* [Short exercise]: Copy the lines that follow, keeping every character the same.
:::
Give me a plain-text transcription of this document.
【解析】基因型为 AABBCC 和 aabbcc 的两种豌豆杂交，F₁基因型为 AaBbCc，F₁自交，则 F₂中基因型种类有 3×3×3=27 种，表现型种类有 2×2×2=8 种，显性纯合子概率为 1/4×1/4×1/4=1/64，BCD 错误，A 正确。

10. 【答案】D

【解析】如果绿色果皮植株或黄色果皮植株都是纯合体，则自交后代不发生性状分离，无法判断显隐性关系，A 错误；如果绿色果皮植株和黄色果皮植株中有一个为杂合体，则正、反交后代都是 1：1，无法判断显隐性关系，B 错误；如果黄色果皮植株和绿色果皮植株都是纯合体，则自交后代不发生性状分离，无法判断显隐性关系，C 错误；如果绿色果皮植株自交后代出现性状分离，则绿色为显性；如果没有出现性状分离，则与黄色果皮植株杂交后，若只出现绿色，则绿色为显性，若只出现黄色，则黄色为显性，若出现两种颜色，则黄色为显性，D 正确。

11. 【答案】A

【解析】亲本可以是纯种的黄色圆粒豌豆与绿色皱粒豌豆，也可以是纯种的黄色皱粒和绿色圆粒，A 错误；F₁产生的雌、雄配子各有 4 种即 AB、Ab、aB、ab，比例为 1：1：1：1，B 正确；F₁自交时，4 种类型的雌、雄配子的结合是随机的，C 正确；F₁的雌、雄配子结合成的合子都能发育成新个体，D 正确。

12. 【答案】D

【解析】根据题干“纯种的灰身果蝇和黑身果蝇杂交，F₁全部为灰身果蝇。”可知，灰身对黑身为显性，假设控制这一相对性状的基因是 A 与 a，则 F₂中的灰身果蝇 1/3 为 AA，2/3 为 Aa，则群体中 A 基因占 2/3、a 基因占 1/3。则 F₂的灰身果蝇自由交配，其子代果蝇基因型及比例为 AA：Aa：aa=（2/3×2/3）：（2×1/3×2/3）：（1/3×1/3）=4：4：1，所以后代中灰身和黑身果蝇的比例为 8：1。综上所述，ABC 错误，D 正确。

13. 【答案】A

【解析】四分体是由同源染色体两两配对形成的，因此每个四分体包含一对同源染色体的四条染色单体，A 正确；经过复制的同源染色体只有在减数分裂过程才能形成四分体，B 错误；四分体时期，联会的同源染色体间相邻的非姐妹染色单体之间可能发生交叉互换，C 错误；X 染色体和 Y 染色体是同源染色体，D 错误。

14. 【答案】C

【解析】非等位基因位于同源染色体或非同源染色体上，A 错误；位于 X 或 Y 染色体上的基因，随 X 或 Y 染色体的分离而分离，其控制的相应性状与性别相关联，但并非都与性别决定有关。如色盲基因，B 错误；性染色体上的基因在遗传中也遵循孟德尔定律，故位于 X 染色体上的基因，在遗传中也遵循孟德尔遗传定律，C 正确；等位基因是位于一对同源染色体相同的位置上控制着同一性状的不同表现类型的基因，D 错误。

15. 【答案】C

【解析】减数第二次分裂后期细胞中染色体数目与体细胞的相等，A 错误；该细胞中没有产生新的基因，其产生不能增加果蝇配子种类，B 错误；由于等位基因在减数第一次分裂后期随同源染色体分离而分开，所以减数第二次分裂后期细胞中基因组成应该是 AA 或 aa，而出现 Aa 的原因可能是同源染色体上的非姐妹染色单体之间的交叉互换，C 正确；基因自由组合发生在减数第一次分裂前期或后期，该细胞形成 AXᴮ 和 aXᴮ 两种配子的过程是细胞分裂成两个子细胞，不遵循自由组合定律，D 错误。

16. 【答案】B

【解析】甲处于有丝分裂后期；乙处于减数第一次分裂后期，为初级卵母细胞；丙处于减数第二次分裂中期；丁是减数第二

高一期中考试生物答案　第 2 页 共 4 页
:::
* [Full response]:
Give me a plain-text transcription of this document.
【解析】基因型为 AABBCC 和 aabbcc 的两种豌豆杂交，F₁基因型为 AaBbCc，F₁自交，则 F₂中基因型种类有 3×3×3=27 种，表现型种类有 2×2×2=8 种，显性纯合子概率为 1/4×1/4×1/4=1/64，BCD 错误，A 正确。

10. 【答案】D

【解析】如果绿色果皮植株或黄色果皮植株都是纯合体，则自交后代不发生性状分离，无法判断显隐性关系，A 错误；如果绿色果皮植株和黄色果皮植株中有一个为杂合体，则正、反交后代都是 1：1，无法判断显隐性关系，B 错误；如果黄色果皮植株和绿色果皮植株都是纯合体，则自交后代不发生性状分离，无法判断显隐性关系，C 错误；如果绿色果皮植株自交后代出现性状分离，则绿色为显性；如果没有出现性状分离，则与黄色果皮植株杂交后，若只出现绿色，则绿色为显性，若只出现黄色，则黄色为显性，若出现两种颜色，则黄色为显性，D 正确。

11. 【答案】A

【解析】亲本可以是纯种的黄色圆粒豌豆与绿色皱粒豌豆，也可以是纯种的黄色皱粒和绿色圆粒，A 错误；F₁产生的雌、雄配子各有 4 种即 AB、Ab、aB、ab，比例为 1：1：1：1，B 正确；F₁自交时，4 种类型的雌、雄配子的结合是随机的，C 正确；F₁的雌、雄配子结合成的合子都能发育成新个体，D 正确。

12. 【答案】D

【解析】根据题干“纯种的灰身果蝇和黑身果蝇杂交，F₁全部为灰身果蝇。”可知，灰身对黑身为显性，假设控制这一相对性状的基因是 A 与 a，则 F₂中的灰身果蝇 1/3 为 AA，2/3 为 Aa，则群体中 A 基因占 2/3、a 基因占 1/3。则 F₂的灰身果蝇自由交配，其子代果蝇基因型及比例为 AA：Aa：aa=（2/3×2/3）：（2×1/3×2/3）：（1/3×1/3）=4：4：1，所以后代中灰身和黑身果蝇的比例为 8：1。综上所述，ABC 错误，D 正确。

13. 【答案】A

【解析】四分体是由同源染色体两两配对形成的，因此每个四分体包含一对同源染色体的四条染色单体，A 正确；经过复制的同源染色体只有在减数分裂过程才能形成四分体，B 错误；四分体时期，联会的同源染色体间相邻的非姐妹染色单体之间可能发生交叉互换，C 错误；X 染色体和 Y 染色体是同源染色体，D 错误。

14. 【答案】C

【解析】非等位基因位于同源染色体或非同源染色体上，A 错误；位于 X 或 Y 染色体上的基因，随 X 或 Y 染色体的分离而分离，其控制的相应性状与性别相关联，但并非都与性别决定有关。如色盲基因，B 错误；性染色体上的基因在遗传中也遵循孟德尔定律，故位于 X 染色体上的基因，在遗传中也遵循孟德尔遗传定律，C 正确；等位基因是位于一对同源染色体相同的位置上控制着同一性状的不同表现类型的基因，D 错误。

15. 【答案】C

【解析】减数第二次分裂后期细胞中染色体数目与体细胞的相等，A 错误；该细胞中没有产生新的基因，其产生不能增加果蝇配子种类，B 错误；由于等位基因在减数第一次分裂后期随同源染色体分离而分开，所以减数第二次分裂后期细胞中基因组成应该是 AA 或 aa，而出现 Aa 的原因可能是同源染色体上的非姐妹染色单体之间的交叉互换，C 正确；基因自由组合发生在减数第一次分裂前期或后期，该细胞形成 AXᴮ 和 aXᴮ 两种配子的过程是细胞分裂成两个子细胞，不遵循自由组合定律，D 错误。

16. 【答案】B

【解析】甲处于有丝分裂后期；乙处于减数第一次分裂后期，为初级卵母细胞；丙处于减数第二次分裂中期；丁是减数第二

高一期中考试生物答案　第 2 页 共 4 页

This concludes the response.